[Page content transcription data]:
▼▼▼

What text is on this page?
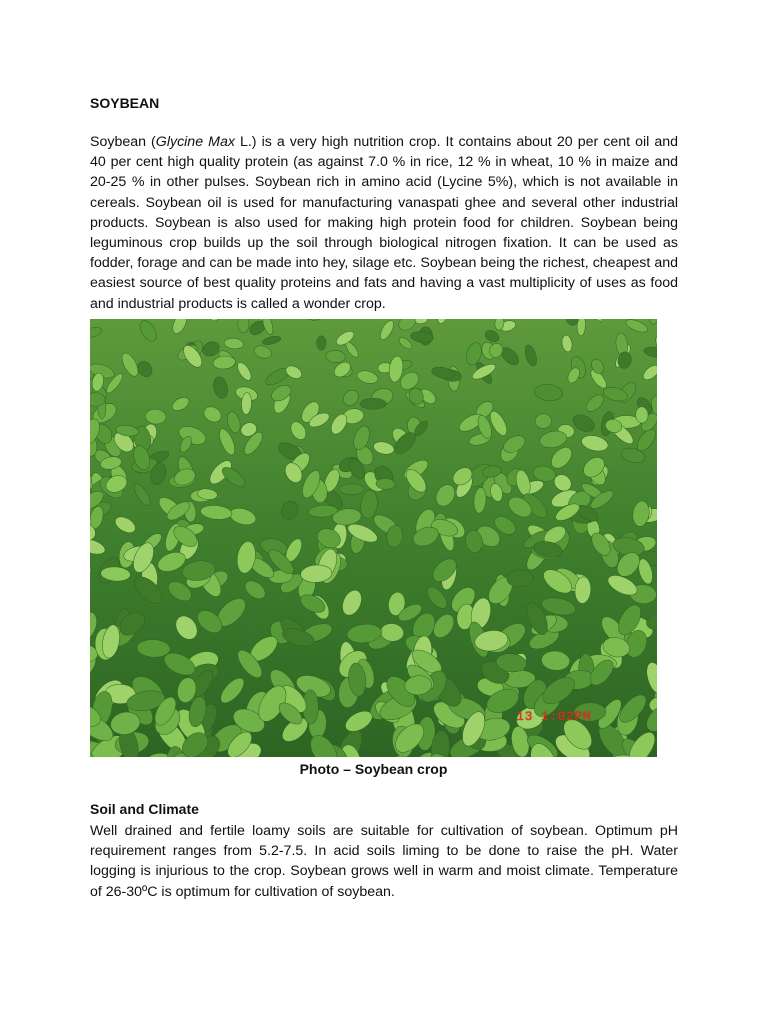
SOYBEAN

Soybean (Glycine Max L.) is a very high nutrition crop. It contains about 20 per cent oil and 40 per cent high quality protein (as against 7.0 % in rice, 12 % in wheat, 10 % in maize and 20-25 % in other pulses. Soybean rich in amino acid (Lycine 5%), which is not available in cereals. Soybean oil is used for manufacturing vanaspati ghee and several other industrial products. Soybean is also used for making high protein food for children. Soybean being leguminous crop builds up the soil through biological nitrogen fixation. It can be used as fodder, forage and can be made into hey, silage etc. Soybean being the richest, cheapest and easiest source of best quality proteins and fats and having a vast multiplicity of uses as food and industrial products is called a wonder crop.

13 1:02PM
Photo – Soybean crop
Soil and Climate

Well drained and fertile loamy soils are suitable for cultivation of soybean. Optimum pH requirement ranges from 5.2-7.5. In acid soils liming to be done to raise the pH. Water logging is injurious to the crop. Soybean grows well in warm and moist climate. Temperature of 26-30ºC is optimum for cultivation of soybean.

▲▲▲
▼▼▼

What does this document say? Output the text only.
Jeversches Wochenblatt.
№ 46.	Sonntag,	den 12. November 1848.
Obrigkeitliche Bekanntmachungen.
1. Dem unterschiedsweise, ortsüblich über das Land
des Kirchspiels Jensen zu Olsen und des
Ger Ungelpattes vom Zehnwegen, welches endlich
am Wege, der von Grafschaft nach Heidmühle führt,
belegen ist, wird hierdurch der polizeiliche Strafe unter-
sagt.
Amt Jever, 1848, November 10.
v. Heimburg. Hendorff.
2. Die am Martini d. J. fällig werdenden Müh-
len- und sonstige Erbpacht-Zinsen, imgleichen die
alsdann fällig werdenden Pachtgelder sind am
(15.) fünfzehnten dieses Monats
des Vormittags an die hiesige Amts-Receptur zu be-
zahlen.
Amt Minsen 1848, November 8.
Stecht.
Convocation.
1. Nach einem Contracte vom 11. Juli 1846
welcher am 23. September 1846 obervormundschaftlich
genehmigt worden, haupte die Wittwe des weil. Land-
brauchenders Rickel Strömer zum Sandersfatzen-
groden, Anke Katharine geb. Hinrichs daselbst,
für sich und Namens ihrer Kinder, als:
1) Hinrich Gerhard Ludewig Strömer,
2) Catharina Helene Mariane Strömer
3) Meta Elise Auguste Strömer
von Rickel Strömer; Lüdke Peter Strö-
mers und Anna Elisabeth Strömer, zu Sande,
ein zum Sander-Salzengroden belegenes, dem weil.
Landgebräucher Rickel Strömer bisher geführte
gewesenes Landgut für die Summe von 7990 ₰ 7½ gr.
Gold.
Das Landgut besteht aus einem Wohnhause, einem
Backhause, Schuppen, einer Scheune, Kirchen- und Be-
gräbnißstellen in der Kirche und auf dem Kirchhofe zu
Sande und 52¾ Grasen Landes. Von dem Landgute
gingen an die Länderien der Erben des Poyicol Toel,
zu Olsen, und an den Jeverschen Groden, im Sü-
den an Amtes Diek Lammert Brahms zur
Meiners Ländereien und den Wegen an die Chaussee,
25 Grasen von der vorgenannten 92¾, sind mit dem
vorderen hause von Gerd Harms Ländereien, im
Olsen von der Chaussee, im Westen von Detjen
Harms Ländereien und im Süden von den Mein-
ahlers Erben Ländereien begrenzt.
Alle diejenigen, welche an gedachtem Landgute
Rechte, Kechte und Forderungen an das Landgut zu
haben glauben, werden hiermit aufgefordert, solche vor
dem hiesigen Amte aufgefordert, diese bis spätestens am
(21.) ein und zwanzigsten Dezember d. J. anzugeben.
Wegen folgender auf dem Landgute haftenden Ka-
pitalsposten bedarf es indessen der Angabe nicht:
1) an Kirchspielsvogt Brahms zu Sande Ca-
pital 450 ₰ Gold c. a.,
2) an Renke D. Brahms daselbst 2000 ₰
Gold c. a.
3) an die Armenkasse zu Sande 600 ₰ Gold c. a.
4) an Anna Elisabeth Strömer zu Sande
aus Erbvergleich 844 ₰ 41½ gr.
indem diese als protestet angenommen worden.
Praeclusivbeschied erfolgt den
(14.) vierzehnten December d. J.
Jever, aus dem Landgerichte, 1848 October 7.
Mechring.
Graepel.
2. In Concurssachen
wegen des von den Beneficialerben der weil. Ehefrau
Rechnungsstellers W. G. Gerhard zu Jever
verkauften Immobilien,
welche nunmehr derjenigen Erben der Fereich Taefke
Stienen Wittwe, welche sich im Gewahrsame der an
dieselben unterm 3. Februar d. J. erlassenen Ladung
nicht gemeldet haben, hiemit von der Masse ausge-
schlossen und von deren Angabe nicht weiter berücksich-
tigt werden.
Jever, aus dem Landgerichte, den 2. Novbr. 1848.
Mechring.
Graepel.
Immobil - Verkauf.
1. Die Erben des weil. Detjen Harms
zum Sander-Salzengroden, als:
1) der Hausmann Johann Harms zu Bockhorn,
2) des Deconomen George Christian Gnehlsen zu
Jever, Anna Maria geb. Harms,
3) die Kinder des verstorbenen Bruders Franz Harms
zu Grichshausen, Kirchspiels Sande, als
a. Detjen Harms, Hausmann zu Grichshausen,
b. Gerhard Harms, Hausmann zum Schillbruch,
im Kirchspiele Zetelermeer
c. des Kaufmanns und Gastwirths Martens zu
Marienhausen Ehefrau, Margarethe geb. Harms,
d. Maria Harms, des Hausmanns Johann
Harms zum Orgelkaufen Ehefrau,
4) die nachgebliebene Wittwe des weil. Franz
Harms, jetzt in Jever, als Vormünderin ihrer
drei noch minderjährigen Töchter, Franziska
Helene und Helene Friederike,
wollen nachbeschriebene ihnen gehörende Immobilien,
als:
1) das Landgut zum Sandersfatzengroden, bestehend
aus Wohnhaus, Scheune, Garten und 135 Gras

▲▲▲
▼▼▼

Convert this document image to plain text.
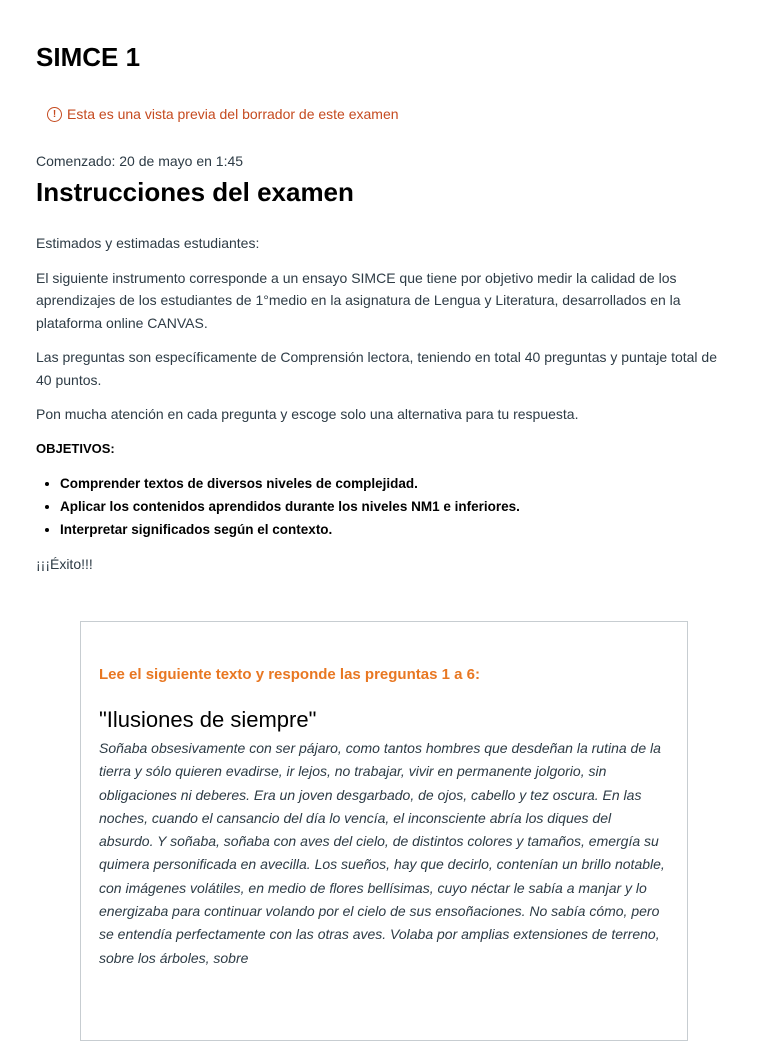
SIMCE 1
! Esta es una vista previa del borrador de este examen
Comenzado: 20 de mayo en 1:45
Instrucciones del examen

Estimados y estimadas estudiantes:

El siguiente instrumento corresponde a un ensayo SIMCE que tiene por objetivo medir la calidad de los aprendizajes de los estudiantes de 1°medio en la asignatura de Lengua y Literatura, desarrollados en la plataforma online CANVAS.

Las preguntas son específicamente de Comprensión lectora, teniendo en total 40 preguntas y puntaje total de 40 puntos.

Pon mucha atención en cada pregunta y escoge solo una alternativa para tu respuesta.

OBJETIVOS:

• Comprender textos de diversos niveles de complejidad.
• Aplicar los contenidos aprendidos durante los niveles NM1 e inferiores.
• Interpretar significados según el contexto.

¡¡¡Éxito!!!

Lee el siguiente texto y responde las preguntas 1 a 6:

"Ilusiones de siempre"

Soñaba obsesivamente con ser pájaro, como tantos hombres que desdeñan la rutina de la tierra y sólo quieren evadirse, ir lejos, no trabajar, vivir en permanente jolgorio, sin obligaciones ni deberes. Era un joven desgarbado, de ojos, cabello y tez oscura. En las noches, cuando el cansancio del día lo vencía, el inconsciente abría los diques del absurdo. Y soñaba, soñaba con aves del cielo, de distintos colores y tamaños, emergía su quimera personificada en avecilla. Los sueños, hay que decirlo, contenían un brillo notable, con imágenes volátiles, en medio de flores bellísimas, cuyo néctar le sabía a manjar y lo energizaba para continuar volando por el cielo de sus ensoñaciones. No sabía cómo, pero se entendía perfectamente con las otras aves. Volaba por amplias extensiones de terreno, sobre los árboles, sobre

▲▲▲

[PROBLEM DESCRIPTION]: Return only those lines of the records that contain the string "haben".

[TASK OUTPUT]:
haben glauben, werden hiermit aufgefordert, solche vor
nicht gemeldet haben, hiemit von der Masse ausge-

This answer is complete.